→ **WHAT IS REQUIRED**
Give only the number of lines in the records that include the string "如理思惟".

→ **DATA SHOWN**
====

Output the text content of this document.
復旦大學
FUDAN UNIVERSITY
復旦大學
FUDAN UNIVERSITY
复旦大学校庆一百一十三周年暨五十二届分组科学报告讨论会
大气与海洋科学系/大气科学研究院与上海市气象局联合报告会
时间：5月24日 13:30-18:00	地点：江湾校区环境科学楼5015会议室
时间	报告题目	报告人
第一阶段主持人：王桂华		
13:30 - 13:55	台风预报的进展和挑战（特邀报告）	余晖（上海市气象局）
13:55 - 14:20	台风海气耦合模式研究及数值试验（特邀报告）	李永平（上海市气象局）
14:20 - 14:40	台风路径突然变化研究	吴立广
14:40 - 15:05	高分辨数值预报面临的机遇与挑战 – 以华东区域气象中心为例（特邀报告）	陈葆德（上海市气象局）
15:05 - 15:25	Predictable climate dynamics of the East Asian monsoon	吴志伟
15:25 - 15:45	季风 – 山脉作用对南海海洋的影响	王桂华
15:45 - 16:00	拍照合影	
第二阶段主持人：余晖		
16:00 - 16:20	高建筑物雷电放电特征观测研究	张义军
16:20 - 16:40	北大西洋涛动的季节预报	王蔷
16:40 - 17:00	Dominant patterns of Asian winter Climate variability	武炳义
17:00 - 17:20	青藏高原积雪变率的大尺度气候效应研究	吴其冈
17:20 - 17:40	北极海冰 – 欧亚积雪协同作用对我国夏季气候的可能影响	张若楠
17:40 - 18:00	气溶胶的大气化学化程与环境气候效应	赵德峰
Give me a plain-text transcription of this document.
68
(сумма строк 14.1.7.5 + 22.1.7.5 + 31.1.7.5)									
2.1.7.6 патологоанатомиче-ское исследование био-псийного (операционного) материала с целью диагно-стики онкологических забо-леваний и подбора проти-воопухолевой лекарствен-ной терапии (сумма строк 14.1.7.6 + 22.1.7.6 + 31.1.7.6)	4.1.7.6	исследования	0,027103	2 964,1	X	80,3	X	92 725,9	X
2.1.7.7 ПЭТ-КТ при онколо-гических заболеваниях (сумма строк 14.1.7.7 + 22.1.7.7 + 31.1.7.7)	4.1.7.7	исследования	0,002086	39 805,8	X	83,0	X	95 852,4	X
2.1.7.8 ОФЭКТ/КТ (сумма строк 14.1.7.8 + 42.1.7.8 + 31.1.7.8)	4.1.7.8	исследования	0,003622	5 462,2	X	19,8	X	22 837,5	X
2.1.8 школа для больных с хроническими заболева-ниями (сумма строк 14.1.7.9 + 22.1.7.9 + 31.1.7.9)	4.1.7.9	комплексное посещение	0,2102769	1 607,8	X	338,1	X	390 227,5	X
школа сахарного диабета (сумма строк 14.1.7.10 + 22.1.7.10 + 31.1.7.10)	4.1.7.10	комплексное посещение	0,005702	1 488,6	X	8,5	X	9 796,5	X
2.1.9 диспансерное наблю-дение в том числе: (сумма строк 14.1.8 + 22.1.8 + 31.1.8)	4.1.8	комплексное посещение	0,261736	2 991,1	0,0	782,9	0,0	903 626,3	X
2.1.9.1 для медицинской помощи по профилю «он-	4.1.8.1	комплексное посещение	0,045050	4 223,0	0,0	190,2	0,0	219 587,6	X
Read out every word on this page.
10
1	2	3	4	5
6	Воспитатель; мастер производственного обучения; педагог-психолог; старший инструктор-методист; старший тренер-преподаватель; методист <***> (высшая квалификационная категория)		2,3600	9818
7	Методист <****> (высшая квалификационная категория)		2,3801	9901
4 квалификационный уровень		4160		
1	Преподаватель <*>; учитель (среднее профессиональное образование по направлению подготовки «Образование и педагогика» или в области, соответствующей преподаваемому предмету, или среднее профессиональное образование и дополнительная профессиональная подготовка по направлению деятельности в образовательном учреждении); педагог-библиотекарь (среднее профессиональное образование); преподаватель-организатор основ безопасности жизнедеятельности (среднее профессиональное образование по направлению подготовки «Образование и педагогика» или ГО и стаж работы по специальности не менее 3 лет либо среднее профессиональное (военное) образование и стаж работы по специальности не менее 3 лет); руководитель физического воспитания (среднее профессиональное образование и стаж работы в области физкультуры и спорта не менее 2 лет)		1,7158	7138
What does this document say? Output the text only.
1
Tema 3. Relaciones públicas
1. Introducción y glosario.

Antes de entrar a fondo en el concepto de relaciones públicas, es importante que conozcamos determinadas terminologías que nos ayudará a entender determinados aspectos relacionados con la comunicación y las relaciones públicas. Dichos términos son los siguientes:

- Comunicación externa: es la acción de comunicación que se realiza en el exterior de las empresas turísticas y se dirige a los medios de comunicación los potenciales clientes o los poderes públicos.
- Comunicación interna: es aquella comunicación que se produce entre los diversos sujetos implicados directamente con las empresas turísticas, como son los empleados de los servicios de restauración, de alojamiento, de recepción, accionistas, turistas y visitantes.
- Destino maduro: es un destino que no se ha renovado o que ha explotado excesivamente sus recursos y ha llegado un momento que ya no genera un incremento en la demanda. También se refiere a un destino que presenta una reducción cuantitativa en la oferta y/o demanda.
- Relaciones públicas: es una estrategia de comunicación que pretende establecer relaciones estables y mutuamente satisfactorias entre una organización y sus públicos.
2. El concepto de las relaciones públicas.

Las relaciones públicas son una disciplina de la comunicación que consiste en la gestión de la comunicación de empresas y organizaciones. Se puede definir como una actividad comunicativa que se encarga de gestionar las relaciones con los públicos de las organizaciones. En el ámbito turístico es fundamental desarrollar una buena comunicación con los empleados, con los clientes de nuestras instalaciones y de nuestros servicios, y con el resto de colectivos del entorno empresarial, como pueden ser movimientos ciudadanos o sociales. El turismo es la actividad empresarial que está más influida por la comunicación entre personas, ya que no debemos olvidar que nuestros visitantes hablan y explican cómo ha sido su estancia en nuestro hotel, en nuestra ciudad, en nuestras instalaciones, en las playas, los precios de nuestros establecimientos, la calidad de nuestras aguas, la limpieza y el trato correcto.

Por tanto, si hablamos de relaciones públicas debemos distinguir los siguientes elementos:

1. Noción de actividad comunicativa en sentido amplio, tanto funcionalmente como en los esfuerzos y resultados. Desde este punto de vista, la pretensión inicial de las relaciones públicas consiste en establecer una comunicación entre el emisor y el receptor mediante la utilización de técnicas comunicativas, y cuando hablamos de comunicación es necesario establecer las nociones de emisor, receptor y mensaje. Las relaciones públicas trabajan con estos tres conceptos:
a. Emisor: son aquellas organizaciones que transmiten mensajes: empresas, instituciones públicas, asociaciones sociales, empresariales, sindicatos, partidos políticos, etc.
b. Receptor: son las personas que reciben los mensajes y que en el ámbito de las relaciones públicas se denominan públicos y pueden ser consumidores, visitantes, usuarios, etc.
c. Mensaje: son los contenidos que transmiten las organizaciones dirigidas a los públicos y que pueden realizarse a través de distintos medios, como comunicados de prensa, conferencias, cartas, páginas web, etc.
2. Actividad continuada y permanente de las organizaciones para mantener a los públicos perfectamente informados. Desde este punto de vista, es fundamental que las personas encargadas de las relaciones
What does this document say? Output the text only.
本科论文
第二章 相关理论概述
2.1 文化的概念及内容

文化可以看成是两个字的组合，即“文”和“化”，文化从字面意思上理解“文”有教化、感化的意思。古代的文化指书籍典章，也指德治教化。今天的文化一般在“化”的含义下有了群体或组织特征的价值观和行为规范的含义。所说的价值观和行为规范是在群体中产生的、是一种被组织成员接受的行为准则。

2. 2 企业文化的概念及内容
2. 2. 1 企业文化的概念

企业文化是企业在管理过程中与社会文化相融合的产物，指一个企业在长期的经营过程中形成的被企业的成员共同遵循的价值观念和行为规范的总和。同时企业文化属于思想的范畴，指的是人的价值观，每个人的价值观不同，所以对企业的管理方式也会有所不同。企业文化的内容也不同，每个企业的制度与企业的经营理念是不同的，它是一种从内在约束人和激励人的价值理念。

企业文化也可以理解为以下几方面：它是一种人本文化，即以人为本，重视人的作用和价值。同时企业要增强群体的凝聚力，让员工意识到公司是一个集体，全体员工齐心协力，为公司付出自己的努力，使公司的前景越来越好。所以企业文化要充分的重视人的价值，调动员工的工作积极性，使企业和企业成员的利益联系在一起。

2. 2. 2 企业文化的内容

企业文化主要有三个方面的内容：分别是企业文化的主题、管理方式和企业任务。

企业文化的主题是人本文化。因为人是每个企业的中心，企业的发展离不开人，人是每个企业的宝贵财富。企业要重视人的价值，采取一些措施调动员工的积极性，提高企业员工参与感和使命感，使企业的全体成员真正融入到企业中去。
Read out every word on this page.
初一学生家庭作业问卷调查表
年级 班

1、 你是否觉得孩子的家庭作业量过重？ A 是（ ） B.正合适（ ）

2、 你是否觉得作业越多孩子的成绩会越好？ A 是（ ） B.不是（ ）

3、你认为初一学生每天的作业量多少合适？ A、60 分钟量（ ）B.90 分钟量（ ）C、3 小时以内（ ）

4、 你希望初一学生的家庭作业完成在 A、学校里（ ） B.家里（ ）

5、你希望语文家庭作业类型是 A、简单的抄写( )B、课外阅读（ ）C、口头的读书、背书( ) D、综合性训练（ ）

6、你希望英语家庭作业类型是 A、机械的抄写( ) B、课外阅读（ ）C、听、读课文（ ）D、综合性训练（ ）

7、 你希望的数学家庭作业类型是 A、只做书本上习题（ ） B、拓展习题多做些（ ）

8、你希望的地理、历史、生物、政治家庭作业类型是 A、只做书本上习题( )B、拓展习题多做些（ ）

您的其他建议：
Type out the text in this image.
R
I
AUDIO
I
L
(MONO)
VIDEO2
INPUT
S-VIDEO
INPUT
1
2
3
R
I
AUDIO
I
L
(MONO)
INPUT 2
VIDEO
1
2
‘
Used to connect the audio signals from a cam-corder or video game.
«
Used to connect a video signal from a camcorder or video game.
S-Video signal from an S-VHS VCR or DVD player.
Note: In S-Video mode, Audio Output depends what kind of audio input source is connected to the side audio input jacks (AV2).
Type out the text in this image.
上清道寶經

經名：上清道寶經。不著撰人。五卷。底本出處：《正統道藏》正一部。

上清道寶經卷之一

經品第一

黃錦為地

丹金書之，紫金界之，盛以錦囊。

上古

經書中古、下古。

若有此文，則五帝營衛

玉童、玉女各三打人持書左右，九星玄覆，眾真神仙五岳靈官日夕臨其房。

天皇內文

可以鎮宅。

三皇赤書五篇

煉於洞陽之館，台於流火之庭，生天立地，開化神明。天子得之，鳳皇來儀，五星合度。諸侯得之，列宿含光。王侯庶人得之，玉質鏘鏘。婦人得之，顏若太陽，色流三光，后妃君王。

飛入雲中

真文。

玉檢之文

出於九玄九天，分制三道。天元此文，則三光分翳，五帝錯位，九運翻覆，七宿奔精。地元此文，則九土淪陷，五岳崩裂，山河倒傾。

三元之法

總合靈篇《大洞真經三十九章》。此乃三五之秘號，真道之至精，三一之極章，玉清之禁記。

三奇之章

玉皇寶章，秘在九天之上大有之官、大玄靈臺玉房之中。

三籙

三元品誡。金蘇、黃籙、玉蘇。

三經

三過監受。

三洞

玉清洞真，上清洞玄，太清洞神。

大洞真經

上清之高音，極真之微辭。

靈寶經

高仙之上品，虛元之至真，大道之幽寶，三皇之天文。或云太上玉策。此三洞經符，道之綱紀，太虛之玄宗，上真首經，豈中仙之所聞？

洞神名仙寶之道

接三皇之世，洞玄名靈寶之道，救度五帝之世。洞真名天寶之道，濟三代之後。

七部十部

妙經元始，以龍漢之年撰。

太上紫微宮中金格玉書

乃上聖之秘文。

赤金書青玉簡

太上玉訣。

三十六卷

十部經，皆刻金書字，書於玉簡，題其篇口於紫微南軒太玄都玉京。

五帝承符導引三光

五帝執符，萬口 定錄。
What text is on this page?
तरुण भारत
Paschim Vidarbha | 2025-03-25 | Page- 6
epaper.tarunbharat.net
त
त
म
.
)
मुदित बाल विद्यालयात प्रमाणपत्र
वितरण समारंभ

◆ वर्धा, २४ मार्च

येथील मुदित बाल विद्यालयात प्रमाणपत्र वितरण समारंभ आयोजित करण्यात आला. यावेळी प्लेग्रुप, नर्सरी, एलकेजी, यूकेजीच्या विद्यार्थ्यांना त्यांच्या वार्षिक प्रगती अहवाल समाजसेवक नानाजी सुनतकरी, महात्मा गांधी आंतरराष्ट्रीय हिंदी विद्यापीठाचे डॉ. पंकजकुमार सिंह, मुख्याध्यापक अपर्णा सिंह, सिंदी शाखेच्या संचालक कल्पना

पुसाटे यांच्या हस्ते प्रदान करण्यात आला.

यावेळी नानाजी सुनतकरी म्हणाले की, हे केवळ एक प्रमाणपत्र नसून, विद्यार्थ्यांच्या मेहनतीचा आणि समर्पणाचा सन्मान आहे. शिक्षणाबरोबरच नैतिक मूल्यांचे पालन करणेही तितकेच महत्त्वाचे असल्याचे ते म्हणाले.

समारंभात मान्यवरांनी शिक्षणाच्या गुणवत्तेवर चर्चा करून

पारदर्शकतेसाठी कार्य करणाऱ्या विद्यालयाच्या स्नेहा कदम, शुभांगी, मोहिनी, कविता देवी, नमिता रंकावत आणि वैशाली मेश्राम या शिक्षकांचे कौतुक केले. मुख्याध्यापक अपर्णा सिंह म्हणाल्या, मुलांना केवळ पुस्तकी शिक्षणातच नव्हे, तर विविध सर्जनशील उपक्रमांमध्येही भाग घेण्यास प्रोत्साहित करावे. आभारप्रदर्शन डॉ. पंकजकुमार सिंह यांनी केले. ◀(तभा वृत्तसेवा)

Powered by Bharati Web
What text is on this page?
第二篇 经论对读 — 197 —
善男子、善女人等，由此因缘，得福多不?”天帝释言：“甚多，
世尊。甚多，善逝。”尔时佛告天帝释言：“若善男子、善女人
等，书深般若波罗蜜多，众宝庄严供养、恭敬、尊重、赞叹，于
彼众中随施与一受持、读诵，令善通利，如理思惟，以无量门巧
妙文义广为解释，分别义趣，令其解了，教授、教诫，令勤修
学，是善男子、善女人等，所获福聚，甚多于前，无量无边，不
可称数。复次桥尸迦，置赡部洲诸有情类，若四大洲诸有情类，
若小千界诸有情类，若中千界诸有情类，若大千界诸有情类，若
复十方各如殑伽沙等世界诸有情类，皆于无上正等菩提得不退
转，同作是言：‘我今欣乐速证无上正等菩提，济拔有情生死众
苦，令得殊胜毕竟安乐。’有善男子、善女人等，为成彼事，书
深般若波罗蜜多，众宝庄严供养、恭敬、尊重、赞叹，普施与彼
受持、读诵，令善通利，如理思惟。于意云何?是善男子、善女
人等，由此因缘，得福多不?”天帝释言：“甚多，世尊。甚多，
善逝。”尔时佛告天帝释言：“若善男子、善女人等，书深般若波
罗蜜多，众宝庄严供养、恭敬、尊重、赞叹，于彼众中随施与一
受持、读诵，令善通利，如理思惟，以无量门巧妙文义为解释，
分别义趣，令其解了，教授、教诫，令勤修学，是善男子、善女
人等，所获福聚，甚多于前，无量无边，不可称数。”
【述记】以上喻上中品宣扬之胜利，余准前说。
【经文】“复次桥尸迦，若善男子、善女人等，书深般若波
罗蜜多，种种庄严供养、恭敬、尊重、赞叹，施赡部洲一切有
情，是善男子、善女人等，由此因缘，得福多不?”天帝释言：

====

→ **EXERCISE RESULT**
3